**WHAT NEEDS TO BE DONE:** In the entries below, find every line with "time" and copy it.

**DATASET RECORDS:**
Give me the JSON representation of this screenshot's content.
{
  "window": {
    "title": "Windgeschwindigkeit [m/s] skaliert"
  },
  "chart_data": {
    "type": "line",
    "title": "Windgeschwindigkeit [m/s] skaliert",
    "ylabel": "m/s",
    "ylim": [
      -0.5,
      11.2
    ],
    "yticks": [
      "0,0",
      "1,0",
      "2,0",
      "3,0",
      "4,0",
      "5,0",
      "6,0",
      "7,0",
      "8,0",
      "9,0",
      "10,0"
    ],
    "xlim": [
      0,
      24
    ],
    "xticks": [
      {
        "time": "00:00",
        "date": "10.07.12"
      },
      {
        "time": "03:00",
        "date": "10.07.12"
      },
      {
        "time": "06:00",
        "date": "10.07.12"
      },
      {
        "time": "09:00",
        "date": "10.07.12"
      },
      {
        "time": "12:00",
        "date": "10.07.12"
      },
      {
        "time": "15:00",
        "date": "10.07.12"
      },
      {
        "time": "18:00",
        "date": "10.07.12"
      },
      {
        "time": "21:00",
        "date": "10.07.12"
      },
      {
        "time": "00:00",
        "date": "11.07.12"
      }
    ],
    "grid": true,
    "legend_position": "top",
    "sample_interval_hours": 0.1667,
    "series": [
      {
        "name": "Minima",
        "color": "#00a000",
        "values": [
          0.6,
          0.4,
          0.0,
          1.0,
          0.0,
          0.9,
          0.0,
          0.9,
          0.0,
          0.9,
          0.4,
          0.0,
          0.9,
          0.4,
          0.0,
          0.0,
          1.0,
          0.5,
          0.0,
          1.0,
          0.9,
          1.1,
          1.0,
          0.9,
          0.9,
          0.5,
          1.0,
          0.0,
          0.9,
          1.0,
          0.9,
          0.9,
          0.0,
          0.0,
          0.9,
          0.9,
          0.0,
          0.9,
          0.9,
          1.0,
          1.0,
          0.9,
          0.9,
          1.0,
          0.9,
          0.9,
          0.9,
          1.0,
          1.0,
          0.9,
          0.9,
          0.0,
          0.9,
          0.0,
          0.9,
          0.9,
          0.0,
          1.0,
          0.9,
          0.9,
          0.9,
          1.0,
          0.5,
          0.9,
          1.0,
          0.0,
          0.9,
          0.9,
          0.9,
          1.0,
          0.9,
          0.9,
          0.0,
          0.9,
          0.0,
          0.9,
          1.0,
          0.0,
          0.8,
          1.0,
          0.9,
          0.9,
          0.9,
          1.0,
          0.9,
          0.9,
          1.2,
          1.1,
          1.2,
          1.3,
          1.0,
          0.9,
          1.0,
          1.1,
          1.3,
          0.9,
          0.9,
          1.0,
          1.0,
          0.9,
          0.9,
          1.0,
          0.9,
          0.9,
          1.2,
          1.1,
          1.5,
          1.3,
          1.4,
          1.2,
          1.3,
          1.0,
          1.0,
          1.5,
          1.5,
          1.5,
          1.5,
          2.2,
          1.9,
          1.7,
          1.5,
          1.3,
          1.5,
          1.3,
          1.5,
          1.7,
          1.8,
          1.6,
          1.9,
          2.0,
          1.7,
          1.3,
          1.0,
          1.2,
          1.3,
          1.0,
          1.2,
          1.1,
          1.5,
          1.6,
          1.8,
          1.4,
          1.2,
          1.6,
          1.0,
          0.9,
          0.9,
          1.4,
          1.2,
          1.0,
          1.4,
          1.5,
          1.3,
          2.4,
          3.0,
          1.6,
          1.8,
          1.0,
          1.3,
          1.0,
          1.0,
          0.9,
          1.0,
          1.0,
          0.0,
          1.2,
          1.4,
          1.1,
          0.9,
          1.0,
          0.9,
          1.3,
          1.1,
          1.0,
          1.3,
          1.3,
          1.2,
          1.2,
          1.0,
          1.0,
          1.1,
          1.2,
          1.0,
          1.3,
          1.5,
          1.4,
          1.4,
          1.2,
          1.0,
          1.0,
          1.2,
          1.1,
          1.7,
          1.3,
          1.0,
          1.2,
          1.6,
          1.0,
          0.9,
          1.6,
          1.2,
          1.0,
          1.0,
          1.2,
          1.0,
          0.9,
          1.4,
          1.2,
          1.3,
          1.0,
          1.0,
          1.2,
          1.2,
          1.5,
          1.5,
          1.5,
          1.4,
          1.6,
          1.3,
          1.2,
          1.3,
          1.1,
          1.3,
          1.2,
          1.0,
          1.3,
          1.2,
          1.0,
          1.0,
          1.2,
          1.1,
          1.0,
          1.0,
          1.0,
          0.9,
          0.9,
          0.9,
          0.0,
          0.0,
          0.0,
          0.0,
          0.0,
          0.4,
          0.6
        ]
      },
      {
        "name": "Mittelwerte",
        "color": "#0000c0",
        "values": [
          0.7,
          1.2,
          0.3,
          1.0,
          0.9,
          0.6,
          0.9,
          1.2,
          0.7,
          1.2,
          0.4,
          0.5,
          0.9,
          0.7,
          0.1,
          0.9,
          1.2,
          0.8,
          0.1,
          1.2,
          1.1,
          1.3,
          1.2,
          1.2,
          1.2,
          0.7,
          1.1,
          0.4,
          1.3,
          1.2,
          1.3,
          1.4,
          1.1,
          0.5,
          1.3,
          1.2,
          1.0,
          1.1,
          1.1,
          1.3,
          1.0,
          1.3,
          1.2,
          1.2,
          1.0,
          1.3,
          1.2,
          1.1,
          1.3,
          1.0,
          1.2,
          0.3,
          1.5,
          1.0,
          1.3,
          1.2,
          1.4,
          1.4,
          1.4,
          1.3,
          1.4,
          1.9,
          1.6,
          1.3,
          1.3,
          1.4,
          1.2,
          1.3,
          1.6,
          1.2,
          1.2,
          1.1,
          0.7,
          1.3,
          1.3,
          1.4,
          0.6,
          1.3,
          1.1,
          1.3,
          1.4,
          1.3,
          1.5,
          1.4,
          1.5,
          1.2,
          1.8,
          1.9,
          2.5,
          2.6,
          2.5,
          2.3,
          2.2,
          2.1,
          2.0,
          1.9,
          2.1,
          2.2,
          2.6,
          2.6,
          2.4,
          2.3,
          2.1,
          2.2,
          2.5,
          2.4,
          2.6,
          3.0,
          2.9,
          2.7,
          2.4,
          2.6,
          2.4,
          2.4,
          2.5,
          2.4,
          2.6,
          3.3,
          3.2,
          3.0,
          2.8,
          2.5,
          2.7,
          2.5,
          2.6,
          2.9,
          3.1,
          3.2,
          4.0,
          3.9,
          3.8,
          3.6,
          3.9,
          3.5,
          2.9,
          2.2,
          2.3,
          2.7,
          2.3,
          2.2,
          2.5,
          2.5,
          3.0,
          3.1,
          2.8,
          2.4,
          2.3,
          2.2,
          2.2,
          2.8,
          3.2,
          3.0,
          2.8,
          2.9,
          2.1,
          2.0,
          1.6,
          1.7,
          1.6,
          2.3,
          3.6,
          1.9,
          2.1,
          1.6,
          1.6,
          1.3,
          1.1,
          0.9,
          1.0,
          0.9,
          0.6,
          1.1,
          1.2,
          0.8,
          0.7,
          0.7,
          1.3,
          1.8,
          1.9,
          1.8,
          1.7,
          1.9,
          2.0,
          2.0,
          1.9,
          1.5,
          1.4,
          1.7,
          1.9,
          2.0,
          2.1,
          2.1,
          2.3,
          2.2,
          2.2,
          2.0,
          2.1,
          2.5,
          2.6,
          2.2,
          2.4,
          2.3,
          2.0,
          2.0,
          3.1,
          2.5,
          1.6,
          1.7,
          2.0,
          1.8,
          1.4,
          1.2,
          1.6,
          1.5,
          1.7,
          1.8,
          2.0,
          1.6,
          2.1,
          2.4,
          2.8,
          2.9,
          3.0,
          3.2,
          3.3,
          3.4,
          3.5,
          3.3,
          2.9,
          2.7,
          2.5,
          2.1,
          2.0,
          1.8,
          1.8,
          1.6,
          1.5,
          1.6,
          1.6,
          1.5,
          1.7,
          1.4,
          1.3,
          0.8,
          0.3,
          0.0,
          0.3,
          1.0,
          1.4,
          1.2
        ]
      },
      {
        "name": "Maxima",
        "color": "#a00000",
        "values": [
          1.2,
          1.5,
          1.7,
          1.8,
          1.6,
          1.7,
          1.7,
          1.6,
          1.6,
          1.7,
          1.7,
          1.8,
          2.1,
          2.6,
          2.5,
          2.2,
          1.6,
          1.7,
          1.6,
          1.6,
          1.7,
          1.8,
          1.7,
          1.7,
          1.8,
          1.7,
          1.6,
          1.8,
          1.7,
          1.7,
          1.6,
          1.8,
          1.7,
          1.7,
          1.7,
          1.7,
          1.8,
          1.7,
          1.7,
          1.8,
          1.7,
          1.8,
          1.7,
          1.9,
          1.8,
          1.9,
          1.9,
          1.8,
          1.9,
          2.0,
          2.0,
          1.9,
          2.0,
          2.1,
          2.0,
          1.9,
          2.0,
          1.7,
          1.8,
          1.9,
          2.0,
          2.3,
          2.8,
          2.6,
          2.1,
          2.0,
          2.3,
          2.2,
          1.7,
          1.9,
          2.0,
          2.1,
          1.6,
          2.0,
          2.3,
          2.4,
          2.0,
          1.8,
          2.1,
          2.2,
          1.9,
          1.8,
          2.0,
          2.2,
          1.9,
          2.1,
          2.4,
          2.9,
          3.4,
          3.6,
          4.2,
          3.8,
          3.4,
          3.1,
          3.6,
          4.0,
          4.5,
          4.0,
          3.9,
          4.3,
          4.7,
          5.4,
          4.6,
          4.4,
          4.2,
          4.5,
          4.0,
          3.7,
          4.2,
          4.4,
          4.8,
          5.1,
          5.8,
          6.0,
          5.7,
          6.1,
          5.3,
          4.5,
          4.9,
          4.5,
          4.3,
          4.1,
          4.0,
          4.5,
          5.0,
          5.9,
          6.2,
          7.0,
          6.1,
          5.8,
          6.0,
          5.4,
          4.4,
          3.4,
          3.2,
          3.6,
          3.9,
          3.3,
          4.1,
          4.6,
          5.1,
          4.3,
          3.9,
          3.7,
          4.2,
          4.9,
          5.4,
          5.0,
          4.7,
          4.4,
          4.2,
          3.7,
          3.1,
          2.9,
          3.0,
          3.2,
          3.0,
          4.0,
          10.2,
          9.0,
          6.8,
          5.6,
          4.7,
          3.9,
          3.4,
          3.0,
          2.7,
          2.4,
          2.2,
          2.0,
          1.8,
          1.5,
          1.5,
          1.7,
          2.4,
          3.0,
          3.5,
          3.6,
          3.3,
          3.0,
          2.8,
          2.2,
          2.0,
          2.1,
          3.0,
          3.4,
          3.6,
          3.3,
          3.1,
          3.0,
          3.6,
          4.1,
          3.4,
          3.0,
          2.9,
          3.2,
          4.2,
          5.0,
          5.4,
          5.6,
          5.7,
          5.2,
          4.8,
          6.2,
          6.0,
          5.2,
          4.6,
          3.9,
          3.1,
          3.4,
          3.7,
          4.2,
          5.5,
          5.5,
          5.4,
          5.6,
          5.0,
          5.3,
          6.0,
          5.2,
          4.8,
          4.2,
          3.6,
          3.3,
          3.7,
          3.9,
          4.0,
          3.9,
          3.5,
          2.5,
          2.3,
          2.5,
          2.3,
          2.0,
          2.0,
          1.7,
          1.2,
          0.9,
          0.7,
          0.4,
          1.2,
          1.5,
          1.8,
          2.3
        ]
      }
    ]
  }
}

**FULL SOLUTION:**
        "time": "00:00",
        "time": "03:00",
        "time": "06:00",
        "time": "09:00",
        "time": "12:00",
        "time": "15:00",
        "time": "18:00",
        "time": "21:00",
        "time": "00:00",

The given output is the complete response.